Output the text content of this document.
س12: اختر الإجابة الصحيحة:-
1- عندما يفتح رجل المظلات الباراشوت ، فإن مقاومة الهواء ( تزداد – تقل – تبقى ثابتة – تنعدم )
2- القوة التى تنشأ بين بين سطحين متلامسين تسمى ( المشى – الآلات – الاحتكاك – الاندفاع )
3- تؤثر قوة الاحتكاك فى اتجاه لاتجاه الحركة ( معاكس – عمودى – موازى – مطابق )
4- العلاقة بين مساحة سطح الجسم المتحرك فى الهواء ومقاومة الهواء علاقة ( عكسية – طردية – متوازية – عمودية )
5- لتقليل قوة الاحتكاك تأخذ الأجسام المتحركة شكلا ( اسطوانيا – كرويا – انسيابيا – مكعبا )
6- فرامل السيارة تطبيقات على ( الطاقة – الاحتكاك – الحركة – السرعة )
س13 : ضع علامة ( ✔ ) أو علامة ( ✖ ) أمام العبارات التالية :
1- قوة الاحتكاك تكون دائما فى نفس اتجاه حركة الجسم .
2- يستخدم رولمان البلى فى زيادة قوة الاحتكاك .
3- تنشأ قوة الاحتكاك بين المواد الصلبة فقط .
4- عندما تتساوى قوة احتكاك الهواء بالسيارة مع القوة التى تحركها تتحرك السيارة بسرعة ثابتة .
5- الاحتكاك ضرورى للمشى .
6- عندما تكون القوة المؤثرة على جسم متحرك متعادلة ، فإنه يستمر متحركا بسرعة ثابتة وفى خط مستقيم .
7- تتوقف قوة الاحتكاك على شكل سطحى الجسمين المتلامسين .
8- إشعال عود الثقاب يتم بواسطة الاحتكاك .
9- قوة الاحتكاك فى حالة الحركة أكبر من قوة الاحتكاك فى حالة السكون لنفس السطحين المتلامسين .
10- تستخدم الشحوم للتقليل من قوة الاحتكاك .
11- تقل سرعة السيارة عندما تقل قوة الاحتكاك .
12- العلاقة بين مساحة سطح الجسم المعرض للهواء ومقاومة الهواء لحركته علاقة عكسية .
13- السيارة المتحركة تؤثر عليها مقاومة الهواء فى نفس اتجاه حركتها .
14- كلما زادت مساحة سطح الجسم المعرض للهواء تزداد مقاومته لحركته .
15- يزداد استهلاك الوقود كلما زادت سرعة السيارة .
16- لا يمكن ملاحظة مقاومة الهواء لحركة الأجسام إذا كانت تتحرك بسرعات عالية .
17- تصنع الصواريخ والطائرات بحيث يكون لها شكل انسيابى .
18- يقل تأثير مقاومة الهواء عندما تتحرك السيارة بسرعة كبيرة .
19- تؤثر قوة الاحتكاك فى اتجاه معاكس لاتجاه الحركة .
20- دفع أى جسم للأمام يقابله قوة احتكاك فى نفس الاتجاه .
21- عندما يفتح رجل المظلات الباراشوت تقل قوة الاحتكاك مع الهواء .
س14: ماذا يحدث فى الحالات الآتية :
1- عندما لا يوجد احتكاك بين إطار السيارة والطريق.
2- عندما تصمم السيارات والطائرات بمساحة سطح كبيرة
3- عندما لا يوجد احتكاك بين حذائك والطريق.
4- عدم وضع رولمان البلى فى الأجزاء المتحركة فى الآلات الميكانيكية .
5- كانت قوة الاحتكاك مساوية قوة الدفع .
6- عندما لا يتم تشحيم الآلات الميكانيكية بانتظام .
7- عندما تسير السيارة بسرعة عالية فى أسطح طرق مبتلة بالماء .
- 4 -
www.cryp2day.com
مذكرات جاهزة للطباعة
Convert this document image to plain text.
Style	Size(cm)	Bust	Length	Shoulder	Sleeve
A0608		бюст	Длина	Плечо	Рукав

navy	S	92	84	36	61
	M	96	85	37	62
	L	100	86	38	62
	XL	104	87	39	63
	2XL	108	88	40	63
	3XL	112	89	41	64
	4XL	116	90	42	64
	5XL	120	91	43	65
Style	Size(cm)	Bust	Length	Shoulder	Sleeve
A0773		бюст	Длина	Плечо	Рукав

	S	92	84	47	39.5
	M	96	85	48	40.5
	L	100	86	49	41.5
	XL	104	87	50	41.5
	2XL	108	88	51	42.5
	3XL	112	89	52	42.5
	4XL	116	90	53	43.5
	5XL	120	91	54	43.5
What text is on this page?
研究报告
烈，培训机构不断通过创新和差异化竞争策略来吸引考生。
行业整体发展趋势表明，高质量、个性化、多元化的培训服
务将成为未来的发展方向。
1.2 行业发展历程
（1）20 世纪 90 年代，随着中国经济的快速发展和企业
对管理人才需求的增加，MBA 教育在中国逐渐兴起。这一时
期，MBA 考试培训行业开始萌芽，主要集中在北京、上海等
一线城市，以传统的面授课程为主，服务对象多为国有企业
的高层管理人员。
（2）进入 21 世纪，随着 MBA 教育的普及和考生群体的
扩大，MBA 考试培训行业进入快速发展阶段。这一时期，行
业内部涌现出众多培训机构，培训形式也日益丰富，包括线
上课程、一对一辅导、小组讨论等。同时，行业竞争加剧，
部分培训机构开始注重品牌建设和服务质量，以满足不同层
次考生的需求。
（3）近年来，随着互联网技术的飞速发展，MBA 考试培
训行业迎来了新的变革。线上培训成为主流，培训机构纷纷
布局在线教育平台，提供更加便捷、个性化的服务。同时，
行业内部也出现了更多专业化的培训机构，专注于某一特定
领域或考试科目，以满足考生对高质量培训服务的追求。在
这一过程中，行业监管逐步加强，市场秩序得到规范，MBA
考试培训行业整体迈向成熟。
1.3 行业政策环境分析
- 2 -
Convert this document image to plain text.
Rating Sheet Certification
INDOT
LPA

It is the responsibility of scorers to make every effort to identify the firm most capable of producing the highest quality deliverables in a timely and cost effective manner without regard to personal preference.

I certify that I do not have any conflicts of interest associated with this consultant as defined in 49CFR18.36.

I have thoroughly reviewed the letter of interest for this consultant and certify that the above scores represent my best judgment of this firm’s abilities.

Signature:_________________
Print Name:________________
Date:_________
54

##########

# Task directions
Using the listing above, pull out all lines that hold the word "عالية".

# Result of the task
16- لا يمكن ملاحظة مقاومة الهواء لحركة الأجسام إذا كانت تتحرك بسرعات عالية .
7- عندما تسير السيارة بسرعة عالية فى أسطح طرق مبتلة بالماء .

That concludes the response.